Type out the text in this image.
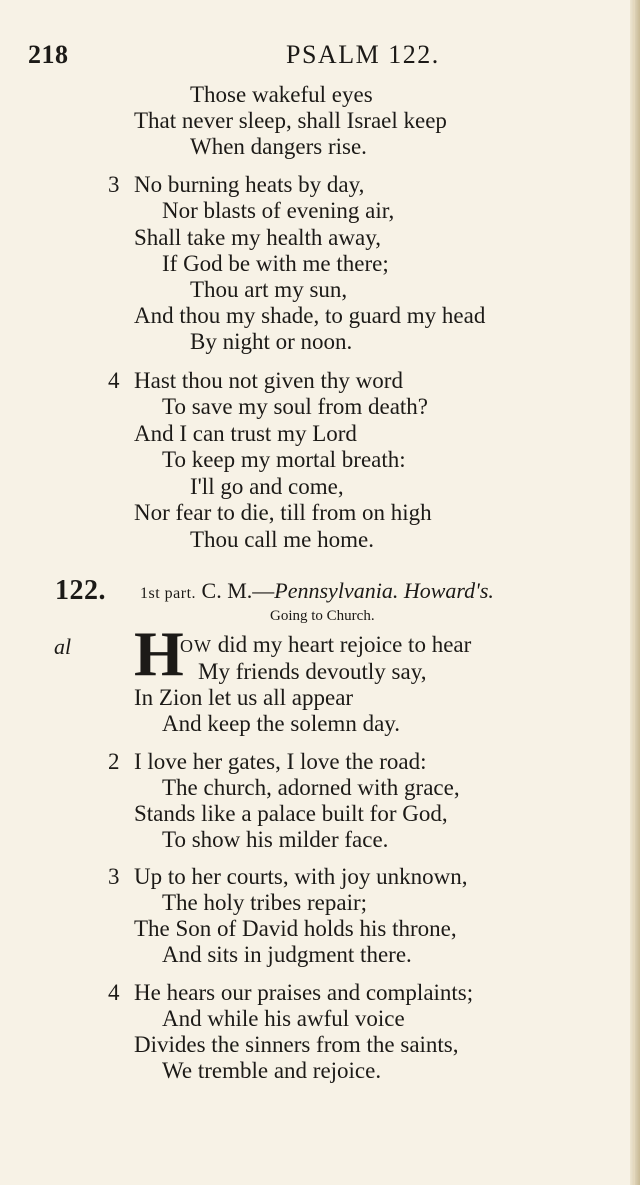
218	PSALM 122.
Those wakeful eyes
That never sleep, shall Israel keep
When dangers rise.
3 No burning heats by day,
Nor blasts of evening air,
Shall take my health away,
If God be with me there;
Thou art my sun,
And thou my shade, to guard my head
By night or noon.
4 Hast thou not given thy word
To save my soul from death?
And I can trust my Lord
To keep my mortal breath:
I'll go and come,
Nor fear to die, till from on high
Thou call me home.
122. 1st part. C. M.—Pennsylvania. Howard's.
Going to Church.
al H
OW did my heart rejoice to hear
My friends devoutly say,
In Zion let us all appear
And keep the solemn day.
2 I love her gates, I love the road:
The church, adorned with grace,
Stands like a palace built for God,
To show his milder face.
3 Up to her courts, with joy unknown,
The holy tribes repair;
The Son of David holds his throne,
And sits in judgment there.
4 He hears our praises and complaints;
And while his awful voice
Divides the sinners from the saints,
We tremble and rejoice.
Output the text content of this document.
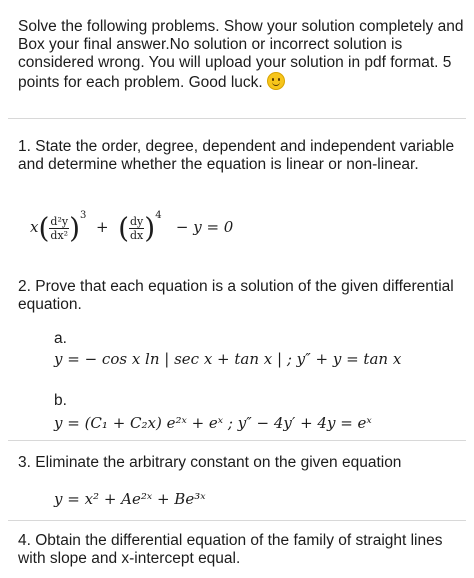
Solve the following problems. Show your solution completely and Box your final answer.No solution or incorrect solution is considered wrong. You will upload your solution in pdf format. 5 points for each problem. Good luck.
1. State the order, degree, dependent and independent variable and determine whether the equation is linear or non-linear.
$x( \frac{\text{d²y}}{\text{dx²}} )^3$  + ( $\frac{dy}{dx} )^4 - y = 0$
2. Prove that each equation is a solution of the given differential equation.
a.
y = − cos x ln | sec x + tan x | ; y″ + y = tan x
b.
y = (C₁ + C₂x) e²ˣ + eˣ ; y″ − 4y′ + 4y = eˣ
3. Eliminate the arbitrary constant on the given equation
y = x² + Ae²ˣ + Be³ˣ
4. Obtain the differential equation of the family of straight lines with slope and x-intercept equal.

The problem: Repeat the material above in full and unchanged, minus its images.

Solution for this exercise:
Type out the text in this image.
218	PSALM 122.
Those wakeful eyes
That never sleep, shall Israel keep
When dangers rise.
3 No burning heats by day,
Nor blasts of evening air,
Shall take my health away,
If God be with me there;
Thou art my sun,
And thou my shade, to guard my head
By night or noon.
4 Hast thou not given thy word
To save my soul from death?
And I can trust my Lord
To keep my mortal breath:
I'll go and come,
Nor fear to die, till from on high
Thou call me home.
122. 1st part. C. M.—Pennsylvania. Howard's.
Going to Church.
al H
OW did my heart rejoice to hear
My friends devoutly say,
In Zion let us all appear
And keep the solemn day.
2 I love her gates, I love the road:
The church, adorned with grace,
Stands like a palace built for God,
To show his milder face.
3 Up to her courts, with joy unknown,
The holy tribes repair;
The Son of David holds his throne,
And sits in judgment there.
4 He hears our praises and complaints;
And while his awful voice
Divides the sinners from the saints,
We tremble and rejoice.
Output the text content of this document.
Solve the following problems. Show your solution completely and Box your final answer.No solution or incorrect solution is considered wrong. You will upload your solution in pdf format. 5 points for each problem. Good luck.
1. State the order, degree, dependent and independent variable and determine whether the equation is linear or non-linear.
$x( \frac{\text{d²y}}{\text{dx²}} )^3$  + ( $\frac{dy}{dx} )^4 - y = 0$
2. Prove that each equation is a solution of the given differential equation.
a.
y = − cos x ln | sec x + tan x | ; y″ + y = tan x
b.
y = (C₁ + C₂x) e²ˣ + eˣ ; y″ − 4y′ + 4y = eˣ
3. Eliminate the arbitrary constant on the given equation
y = x² + Ae²ˣ + Be³ˣ
4. Obtain the differential equation of the family of straight lines with slope and x-intercept equal.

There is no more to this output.